■ What you will do
Tally the lines holding "cosmos" and state only that figure.

■ Working data
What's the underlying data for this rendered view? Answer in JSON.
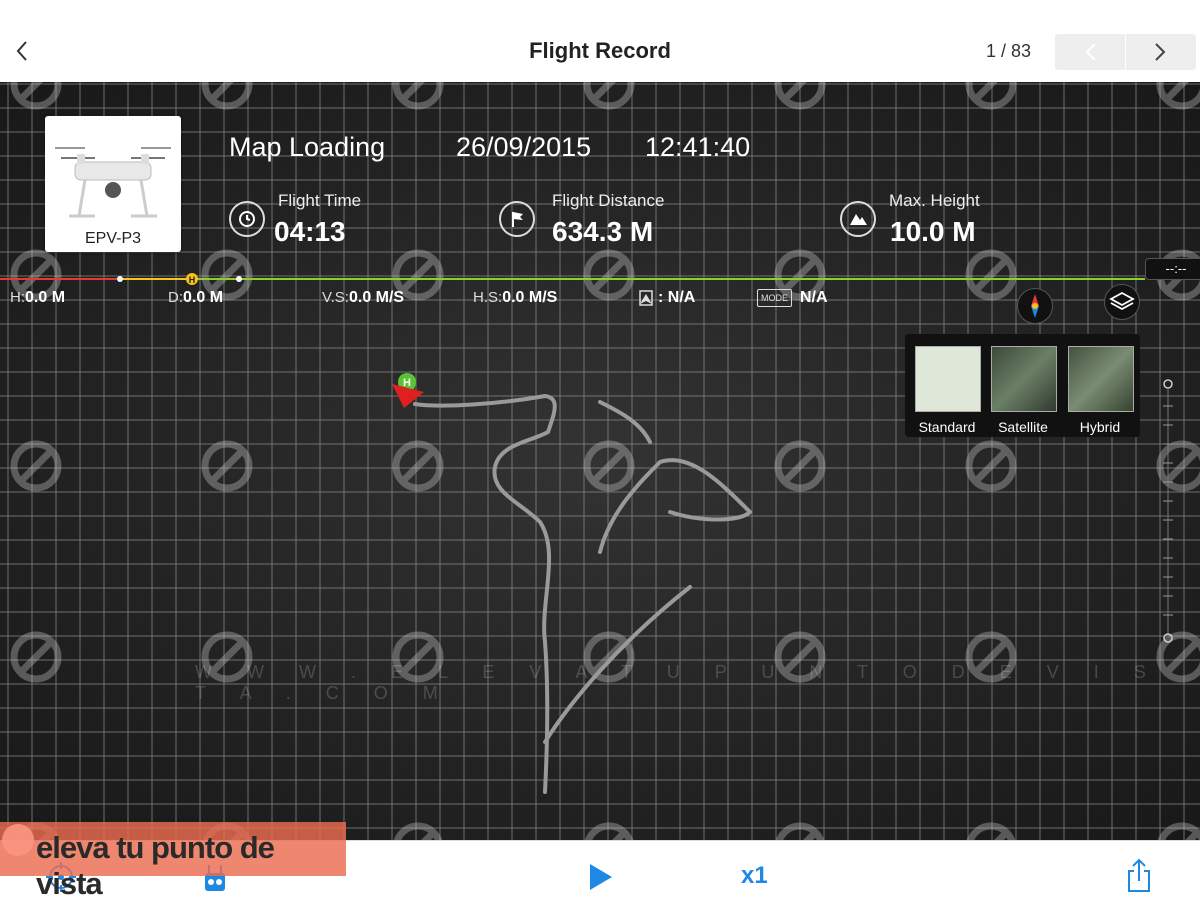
{
  "header": {
    "title": "Flight Record",
    "pager": "1 / 83"
  },
  "aircraft": {
    "model": "EPV-P3"
  },
  "record": {
    "status": "Map Loading",
    "date": "26/09/2015",
    "time": "12:41:40"
  },
  "stats": {
    "flight_time": {
      "label": "Flight Time",
      "value": "04:13"
    },
    "flight_distance": {
      "label": "Flight Distance",
      "value": "634.3 M"
    },
    "max_height": {
      "label": "Max. Height",
      "value": "10.0 M"
    }
  },
  "telemetry": {
    "h_label": "H:",
    "h_value": "0.0 M",
    "d_label": "D:",
    "d_value": "0.0 M",
    "vs_label": "V.S:",
    "vs_value": "0.0 M/S",
    "hs_label": "H.S:",
    "hs_value": "0.0 M/S",
    "gps_value": ": N/A",
    "mode_badge": "MODE",
    "mode_value": "N/A"
  },
  "timeline": {
    "time_display": "--:--",
    "home_marker": "H"
  },
  "map_types": [
    {
      "label": "Standard"
    },
    {
      "label": "Satellite"
    },
    {
      "label": "Hybrid"
    }
  ],
  "map": {
    "home_marker": "H"
  },
  "watermark": {
    "url_text": "W W W . E L E V A T U P U N T O D E V I S T A . C O M",
    "logo_text": "eleva tu punto de vista"
  },
  "playback": {
    "speed": "x1"
  },
  "colors": {
    "accent": "#1e88e5",
    "track_green": "#8bd12a",
    "track_red": "#e53935",
    "track_yellow": "#f5c518"
  }
}
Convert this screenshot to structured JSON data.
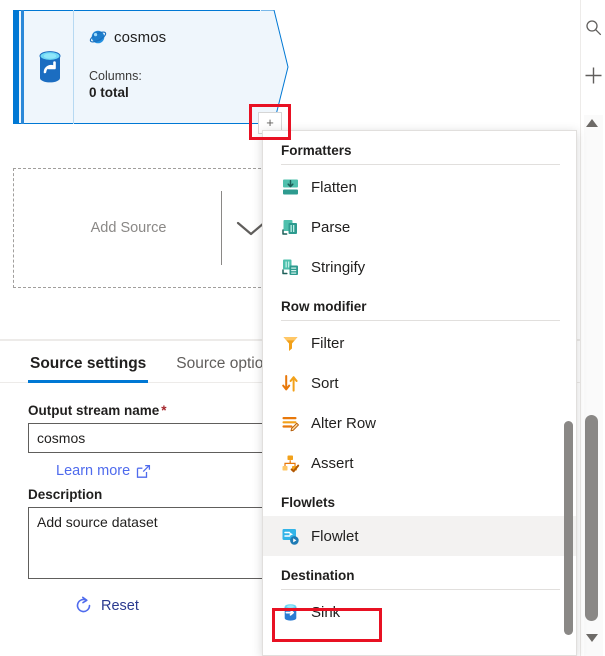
{
  "canvas": {
    "source_card": {
      "title": "cosmos",
      "icon": "cosmos-db-icon",
      "left_icon": "source-database-icon",
      "meta_label": "Columns:",
      "meta_value": "0 total",
      "add_handle_glyph": "+",
      "highlight_color": "#e81123"
    },
    "add_source": {
      "label": "Add Source",
      "chevron_icon": "chevron-down-icon"
    }
  },
  "settings": {
    "tabs": [
      {
        "label": "Source settings",
        "active": true
      },
      {
        "label": "Source options",
        "active": false
      }
    ],
    "output_stream": {
      "label": "Output stream name",
      "required_marker": "*",
      "value": "cosmos",
      "placeholder": "Output stream name"
    },
    "learn_more": {
      "label": "Learn more",
      "icon": "external-link-icon"
    },
    "description": {
      "label": "Description",
      "value": "Add source dataset",
      "placeholder": "Add source dataset"
    },
    "reset": {
      "label": "Reset",
      "icon": "reset-circular-arrow-icon"
    }
  },
  "flyout": {
    "groups": [
      {
        "heading": "Formatters",
        "items": [
          {
            "label": "Flatten",
            "icon": "flatten-icon",
            "color": "#2e9b8f",
            "hovered": false
          },
          {
            "label": "Parse",
            "icon": "parse-icon",
            "color": "#2e9b8f",
            "hovered": false
          },
          {
            "label": "Stringify",
            "icon": "stringify-icon",
            "color": "#2e9b8f",
            "hovered": false
          }
        ]
      },
      {
        "heading": "Row modifier",
        "items": [
          {
            "label": "Filter",
            "icon": "filter-funnel-icon",
            "color": "#f2a11a",
            "hovered": false
          },
          {
            "label": "Sort",
            "icon": "sort-arrows-icon",
            "color": "#e8780a",
            "hovered": false
          },
          {
            "label": "Alter Row",
            "icon": "alter-row-icon",
            "color": "#e8780a",
            "hovered": false
          },
          {
            "label": "Assert",
            "icon": "assert-icon",
            "color": "#f2a11a",
            "hovered": false
          }
        ]
      },
      {
        "heading": "Flowlets",
        "items": [
          {
            "label": "Flowlet",
            "icon": "flowlet-icon",
            "color": "#32b4e8",
            "hovered": true
          }
        ]
      },
      {
        "heading": "Destination",
        "items": [
          {
            "label": "Sink",
            "icon": "sink-database-icon",
            "color": "#2b7cd3",
            "hovered": false,
            "highlighted": true
          }
        ]
      }
    ],
    "highlight_color": "#e81123",
    "scrollbar": {
      "visible": true
    }
  },
  "rail": {
    "buttons": [
      {
        "name": "search",
        "icon": "search-magnifier-icon"
      },
      {
        "name": "zoom-in",
        "icon": "plus-icon"
      }
    ],
    "scrollbar": {
      "up_icon": "triangle-up-icon",
      "down_icon": "triangle-down-icon"
    }
  }
}
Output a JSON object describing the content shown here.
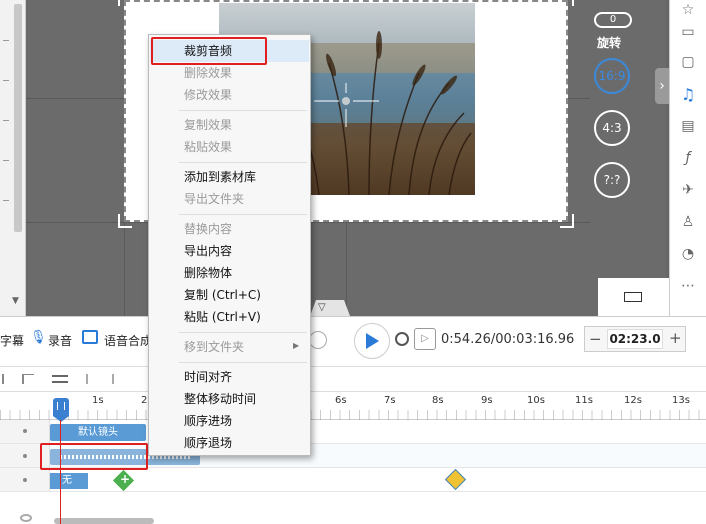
{
  "preview": {
    "rotate_label": "旋转",
    "rotate_value": "0",
    "ratios": [
      {
        "label": "16:9",
        "active": true
      },
      {
        "label": "4:3",
        "active": false
      },
      {
        "label": "?:?",
        "active": false
      }
    ],
    "accent_color": "#3a8ae0"
  },
  "context_menu": {
    "items": [
      {
        "label": "裁剪音频",
        "enabled": true,
        "highlighted": true
      },
      {
        "label": "删除效果",
        "enabled": false
      },
      {
        "label": "修改效果",
        "enabled": false
      },
      {
        "label": "复制效果",
        "enabled": false
      },
      {
        "label": "粘贴效果",
        "enabled": false
      },
      {
        "label": "添加到素材库",
        "enabled": true
      },
      {
        "label": "导出文件夹",
        "enabled": false
      },
      {
        "label": "替换内容",
        "enabled": false
      },
      {
        "label": "导出内容",
        "enabled": true
      },
      {
        "label": "删除物体",
        "enabled": true
      },
      {
        "label": "复制 (Ctrl+C)",
        "enabled": true
      },
      {
        "label": "粘贴 (Ctrl+V)",
        "enabled": true
      },
      {
        "label": "移到文件夹",
        "enabled": false,
        "submenu": true
      },
      {
        "label": "时间对齐",
        "enabled": true
      },
      {
        "label": "整体移动时间",
        "enabled": true
      },
      {
        "label": "顺序进场",
        "enabled": true
      },
      {
        "label": "顺序退场",
        "enabled": true
      }
    ]
  },
  "controls": {
    "subtitle_label": "字幕",
    "record_label": "录音",
    "tts_label": "语音合成",
    "time_display": "0:54.26/00:03:16.96",
    "zoom_value": "02:23.0",
    "minus": "−",
    "plus": "+"
  },
  "timeline": {
    "ruler_ticks": [
      "1s",
      "2s",
      "6s",
      "7s",
      "8s",
      "9s",
      "10s",
      "11s",
      "12s",
      "13s"
    ],
    "camera_clip_label": "默认镜头",
    "none_label": "无"
  },
  "colors": {
    "highlight_red": "#e02020",
    "clip_blue": "#5b9bd5"
  }
}
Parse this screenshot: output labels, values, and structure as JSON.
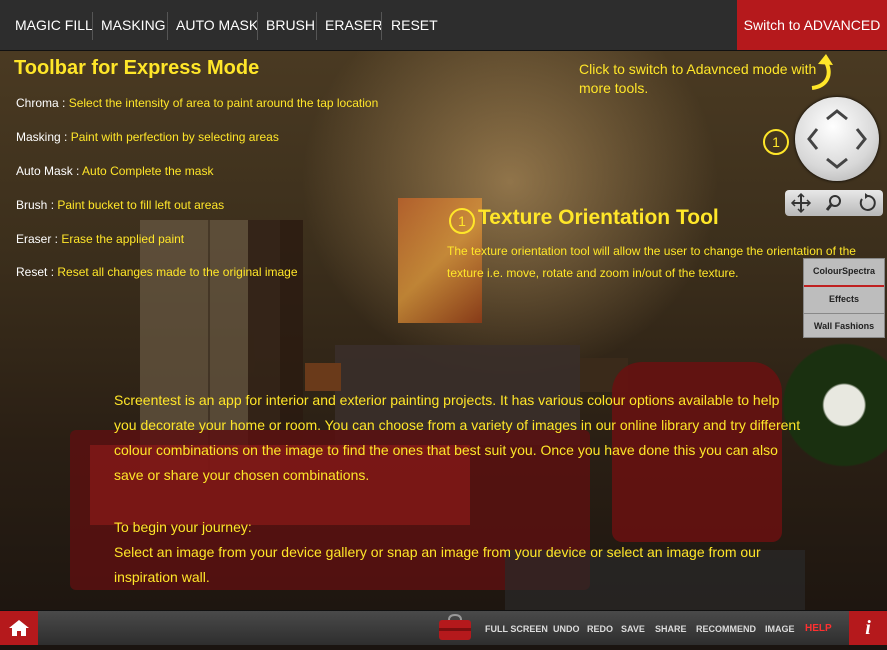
{
  "toolbar": {
    "items": [
      "MAGIC FILL",
      "MASKING",
      "AUTO MASK",
      "BRUSH",
      "ERASER",
      "RESET"
    ],
    "advanced_label": "Switch to ADVANCED"
  },
  "express": {
    "heading": "Toolbar for Express Mode",
    "rows": [
      {
        "key": "Chroma",
        "sep": " : ",
        "value": "Select the intensity of area to paint around the tap location"
      },
      {
        "key": "Masking",
        "sep": " : ",
        "value": "Paint with perfection by selecting areas"
      },
      {
        "key": "Auto Mask",
        "sep": " : ",
        "value": "Auto Complete the mask"
      },
      {
        "key": "Brush",
        "sep": " : ",
        "value": "Paint bucket to fill left out areas"
      },
      {
        "key": "Eraser",
        "sep": " : ",
        "value": "Erase the applied paint"
      },
      {
        "key": "Reset",
        "sep": " : ",
        "value": "Reset all changes made to the original image"
      }
    ]
  },
  "advanced_note": "Click to switch to Adavnced mode with more tools.",
  "texture": {
    "number": "1",
    "title": "Texture Orientation Tool",
    "description": "The texture orientation tool will allow the user to change the orientation of the texture i.e. move, rotate and zoom in/out of the texture."
  },
  "dpad_number": "1",
  "side_menu": [
    "ColourSpectra",
    "Effects",
    "Wall Fashions"
  ],
  "description": "Screentest is an app for interior and exterior painting projects. It has various colour options available to help you decorate your home or room. You can choose from a variety of images in our online library and try different colour combinations on the image to find the ones that best suit you. Once you have done this you can also save or share your chosen combinations.",
  "begin": {
    "title": "To begin your journey:",
    "text": "Select an image from your device gallery or snap an image from your device or select an image from our inspiration wall."
  },
  "bottom": {
    "items": [
      "FULL SCREEN",
      "UNDO",
      "REDO",
      "SAVE",
      "SHARE",
      "RECOMMEND",
      "IMAGE"
    ],
    "help": "HELP"
  },
  "colors": {
    "accent_red": "#b5191c",
    "highlight_yellow": "#ffe629",
    "toolbar_bg": "#2d2d2d"
  },
  "icons": [
    "home-icon",
    "info-icon",
    "paint-bag-icon",
    "move-icon",
    "zoom-icon",
    "rotate-icon",
    "curved-arrow-icon",
    "direction-pad-icon"
  ]
}
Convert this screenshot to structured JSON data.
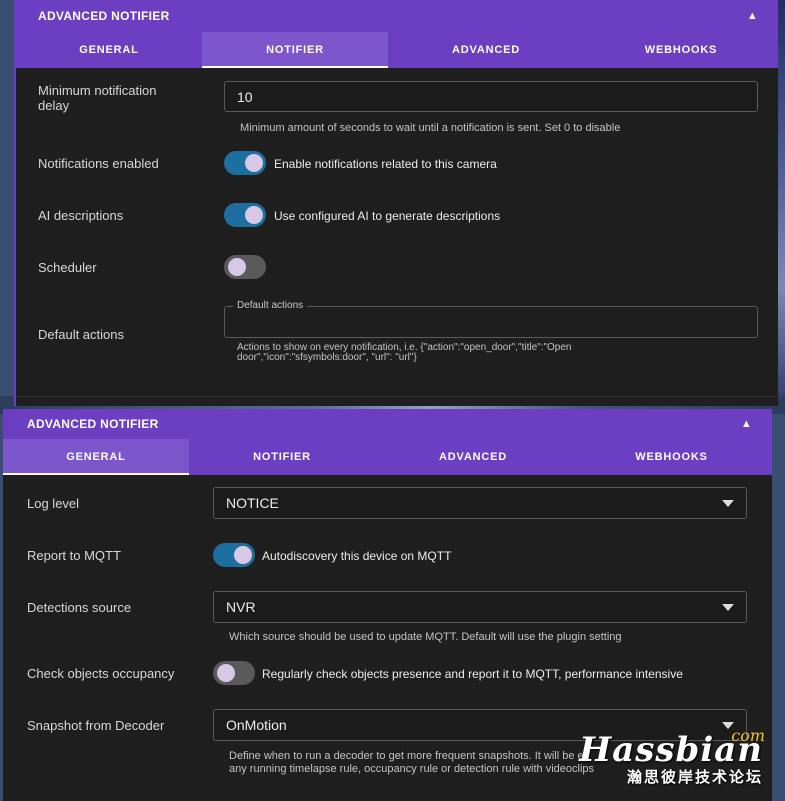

■ Result
3